DATA PROVIDED:
===============
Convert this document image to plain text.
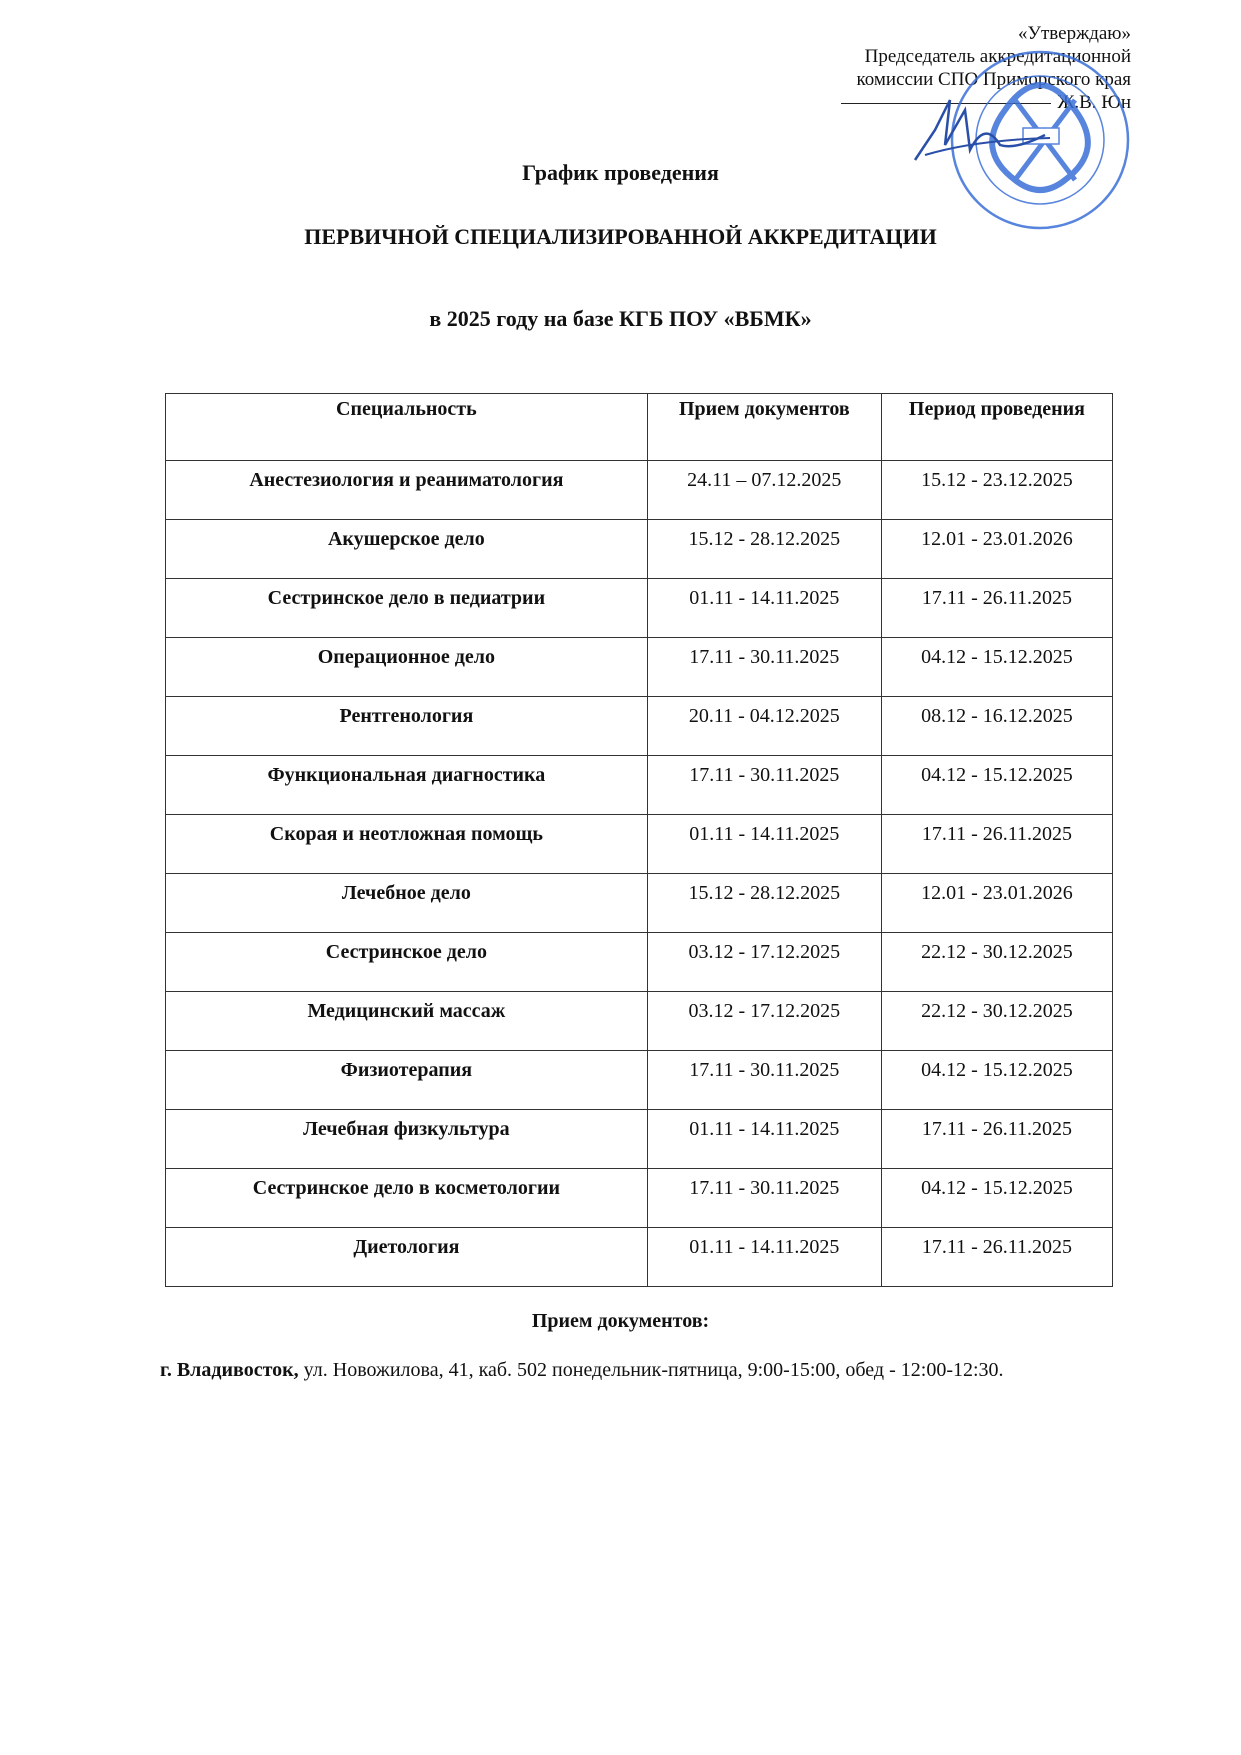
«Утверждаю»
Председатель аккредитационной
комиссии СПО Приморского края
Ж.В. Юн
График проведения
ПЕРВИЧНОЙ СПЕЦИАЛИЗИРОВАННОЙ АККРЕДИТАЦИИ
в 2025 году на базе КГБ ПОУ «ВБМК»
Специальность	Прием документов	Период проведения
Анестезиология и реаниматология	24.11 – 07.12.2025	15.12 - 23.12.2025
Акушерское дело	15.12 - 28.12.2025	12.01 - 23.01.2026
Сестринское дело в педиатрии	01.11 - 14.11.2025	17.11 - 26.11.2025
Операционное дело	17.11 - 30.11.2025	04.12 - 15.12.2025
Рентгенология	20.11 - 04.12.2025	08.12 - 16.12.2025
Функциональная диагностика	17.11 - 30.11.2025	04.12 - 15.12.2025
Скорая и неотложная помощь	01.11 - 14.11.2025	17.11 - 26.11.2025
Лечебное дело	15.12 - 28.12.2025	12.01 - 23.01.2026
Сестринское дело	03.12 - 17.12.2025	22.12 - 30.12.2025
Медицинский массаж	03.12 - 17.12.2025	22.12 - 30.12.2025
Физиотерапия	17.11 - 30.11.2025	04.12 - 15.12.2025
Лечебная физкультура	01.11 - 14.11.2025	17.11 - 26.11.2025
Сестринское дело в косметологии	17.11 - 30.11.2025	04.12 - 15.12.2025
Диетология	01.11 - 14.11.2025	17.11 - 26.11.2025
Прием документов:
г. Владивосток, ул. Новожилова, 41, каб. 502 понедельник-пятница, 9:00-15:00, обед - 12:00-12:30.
===============
YOUR TASK: Determine how many lines above contain "Прием" as a word or string. Give the number alone.

SOLUTION FOR THIS TASK: 2